_Written task_. Word for word, quote all of the material, omitting the pictures.

_Extracted information_.
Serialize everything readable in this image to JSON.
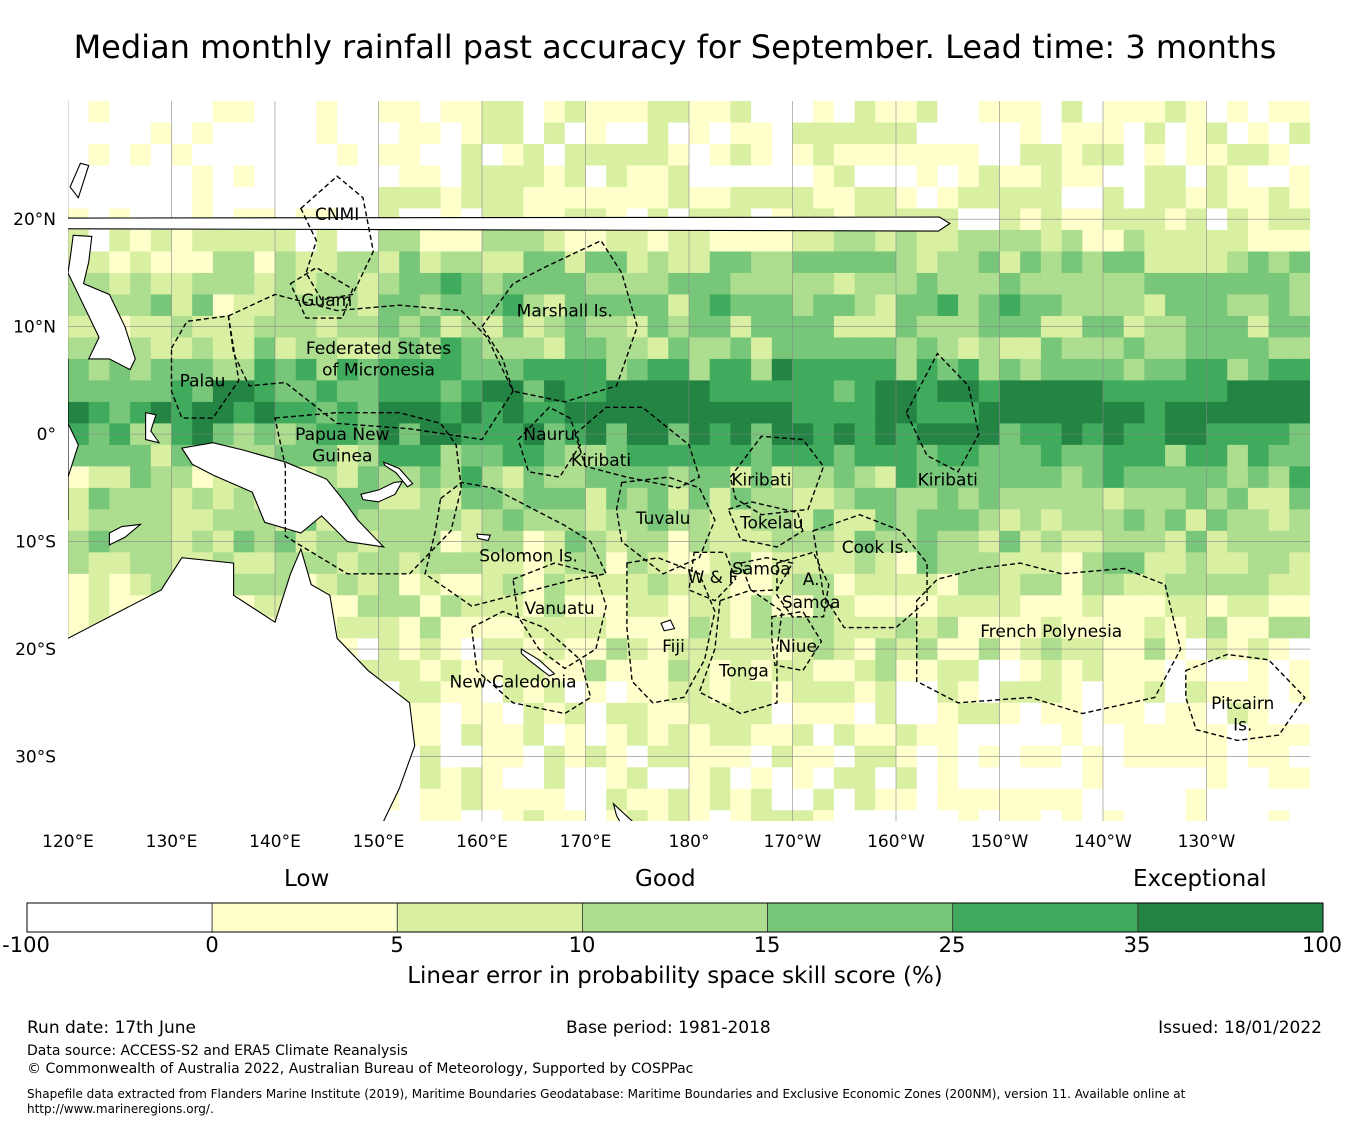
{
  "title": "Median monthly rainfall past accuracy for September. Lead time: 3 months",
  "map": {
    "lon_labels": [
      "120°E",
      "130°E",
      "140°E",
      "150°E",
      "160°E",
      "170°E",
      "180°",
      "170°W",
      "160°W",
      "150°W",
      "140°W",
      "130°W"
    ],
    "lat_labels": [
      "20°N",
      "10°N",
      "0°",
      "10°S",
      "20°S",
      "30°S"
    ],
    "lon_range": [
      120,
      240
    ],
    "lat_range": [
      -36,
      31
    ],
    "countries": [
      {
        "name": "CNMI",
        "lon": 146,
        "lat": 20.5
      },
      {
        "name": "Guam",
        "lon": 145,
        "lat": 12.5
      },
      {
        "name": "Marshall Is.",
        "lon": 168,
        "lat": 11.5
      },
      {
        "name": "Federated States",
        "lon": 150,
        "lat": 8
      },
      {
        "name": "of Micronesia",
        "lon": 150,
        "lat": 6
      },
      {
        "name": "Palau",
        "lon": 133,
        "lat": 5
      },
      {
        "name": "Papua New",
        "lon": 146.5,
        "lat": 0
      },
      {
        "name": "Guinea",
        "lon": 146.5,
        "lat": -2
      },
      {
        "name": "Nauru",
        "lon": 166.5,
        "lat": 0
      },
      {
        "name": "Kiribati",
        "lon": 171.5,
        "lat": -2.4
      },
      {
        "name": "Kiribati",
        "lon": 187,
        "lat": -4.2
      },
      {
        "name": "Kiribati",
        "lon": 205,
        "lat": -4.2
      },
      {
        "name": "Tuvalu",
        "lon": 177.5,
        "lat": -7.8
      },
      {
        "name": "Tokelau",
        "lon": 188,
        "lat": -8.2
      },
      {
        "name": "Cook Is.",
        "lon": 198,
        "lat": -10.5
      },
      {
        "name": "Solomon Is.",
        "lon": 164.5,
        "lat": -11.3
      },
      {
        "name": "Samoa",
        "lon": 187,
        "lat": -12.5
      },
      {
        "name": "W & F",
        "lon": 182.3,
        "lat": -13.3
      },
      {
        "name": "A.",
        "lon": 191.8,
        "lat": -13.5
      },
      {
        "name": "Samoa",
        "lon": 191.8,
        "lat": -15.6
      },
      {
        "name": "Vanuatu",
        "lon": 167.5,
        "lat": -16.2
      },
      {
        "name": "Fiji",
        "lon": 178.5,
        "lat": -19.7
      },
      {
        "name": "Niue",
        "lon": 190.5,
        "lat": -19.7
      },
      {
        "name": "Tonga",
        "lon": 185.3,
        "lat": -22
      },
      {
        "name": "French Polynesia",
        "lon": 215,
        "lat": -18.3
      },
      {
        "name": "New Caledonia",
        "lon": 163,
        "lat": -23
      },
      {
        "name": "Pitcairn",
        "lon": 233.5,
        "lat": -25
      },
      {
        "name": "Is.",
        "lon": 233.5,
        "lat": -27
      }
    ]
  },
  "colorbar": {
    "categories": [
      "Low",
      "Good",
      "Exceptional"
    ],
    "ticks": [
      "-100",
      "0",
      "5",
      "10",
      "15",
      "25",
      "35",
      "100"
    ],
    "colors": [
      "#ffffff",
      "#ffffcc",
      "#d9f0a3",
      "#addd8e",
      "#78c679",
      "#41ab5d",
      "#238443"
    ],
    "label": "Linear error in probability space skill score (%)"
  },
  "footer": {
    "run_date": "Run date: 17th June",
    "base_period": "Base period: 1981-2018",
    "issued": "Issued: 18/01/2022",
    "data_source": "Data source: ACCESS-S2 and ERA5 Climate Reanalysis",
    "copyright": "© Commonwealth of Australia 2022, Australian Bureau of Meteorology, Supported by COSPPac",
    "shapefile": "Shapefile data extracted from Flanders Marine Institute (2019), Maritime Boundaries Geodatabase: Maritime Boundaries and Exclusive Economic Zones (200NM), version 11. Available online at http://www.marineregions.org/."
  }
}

_Answer to this task_.
Serialize everything readable in this image to JSON.
{
  "title": "Median monthly rainfall past accuracy for September. Lead time: 3 months",
  "map": {
    "lon_labels": [
      "120°E",
      "130°E",
      "140°E",
      "150°E",
      "160°E",
      "170°E",
      "180°",
      "170°W",
      "160°W",
      "150°W",
      "140°W",
      "130°W"
    ],
    "lat_labels": [
      "20°N",
      "10°N",
      "0°",
      "10°S",
      "20°S",
      "30°S"
    ],
    "lon_range": [
      120,
      240
    ],
    "lat_range": [
      -36,
      31
    ],
    "countries": [
      {
        "name": "CNMI",
        "lon": 146,
        "lat": 20.5
      },
      {
        "name": "Guam",
        "lon": 145,
        "lat": 12.5
      },
      {
        "name": "Marshall Is.",
        "lon": 168,
        "lat": 11.5
      },
      {
        "name": "Federated States",
        "lon": 150,
        "lat": 8
      },
      {
        "name": "of Micronesia",
        "lon": 150,
        "lat": 6
      },
      {
        "name": "Palau",
        "lon": 133,
        "lat": 5
      },
      {
        "name": "Papua New",
        "lon": 146.5,
        "lat": 0
      },
      {
        "name": "Guinea",
        "lon": 146.5,
        "lat": -2
      },
      {
        "name": "Nauru",
        "lon": 166.5,
        "lat": 0
      },
      {
        "name": "Kiribati",
        "lon": 171.5,
        "lat": -2.4
      },
      {
        "name": "Kiribati",
        "lon": 187,
        "lat": -4.2
      },
      {
        "name": "Kiribati",
        "lon": 205,
        "lat": -4.2
      },
      {
        "name": "Tuvalu",
        "lon": 177.5,
        "lat": -7.8
      },
      {
        "name": "Tokelau",
        "lon": 188,
        "lat": -8.2
      },
      {
        "name": "Cook Is.",
        "lon": 198,
        "lat": -10.5
      },
      {
        "name": "Solomon Is.",
        "lon": 164.5,
        "lat": -11.3
      },
      {
        "name": "Samoa",
        "lon": 187,
        "lat": -12.5
      },
      {
        "name": "W & F",
        "lon": 182.3,
        "lat": -13.3
      },
      {
        "name": "A.",
        "lon": 191.8,
        "lat": -13.5
      },
      {
        "name": "Samoa",
        "lon": 191.8,
        "lat": -15.6
      },
      {
        "name": "Vanuatu",
        "lon": 167.5,
        "lat": -16.2
      },
      {
        "name": "Fiji",
        "lon": 178.5,
        "lat": -19.7
      },
      {
        "name": "Niue",
        "lon": 190.5,
        "lat": -19.7
      },
      {
        "name": "Tonga",
        "lon": 185.3,
        "lat": -22
      },
      {
        "name": "French Polynesia",
        "lon": 215,
        "lat": -18.3
      },
      {
        "name": "New Caledonia",
        "lon": 163,
        "lat": -23
      },
      {
        "name": "Pitcairn",
        "lon": 233.5,
        "lat": -25
      },
      {
        "name": "Is.",
        "lon": 233.5,
        "lat": -27
      }
    ]
  },
  "colorbar": {
    "categories": [
      "Low",
      "Good",
      "Exceptional"
    ],
    "ticks": [
      "-100",
      "0",
      "5",
      "10",
      "15",
      "25",
      "35",
      "100"
    ],
    "colors": [
      "#ffffff",
      "#ffffcc",
      "#d9f0a3",
      "#addd8e",
      "#78c679",
      "#41ab5d",
      "#238443"
    ],
    "label": "Linear error in probability space skill score (%)"
  },
  "footer": {
    "run_date": "Run date: 17th June",
    "base_period": "Base period: 1981-2018",
    "issued": "Issued: 18/01/2022",
    "data_source": "Data source: ACCESS-S2 and ERA5 Climate Reanalysis",
    "copyright": "© Commonwealth of Australia 2022, Australian Bureau of Meteorology, Supported by COSPPac",
    "shapefile": "Shapefile data extracted from Flanders Marine Institute (2019), Maritime Boundaries Geodatabase: Maritime Boundaries and Exclusive Economic Zones (200NM), version 11. Available online at http://www.marineregions.org/."
  }
}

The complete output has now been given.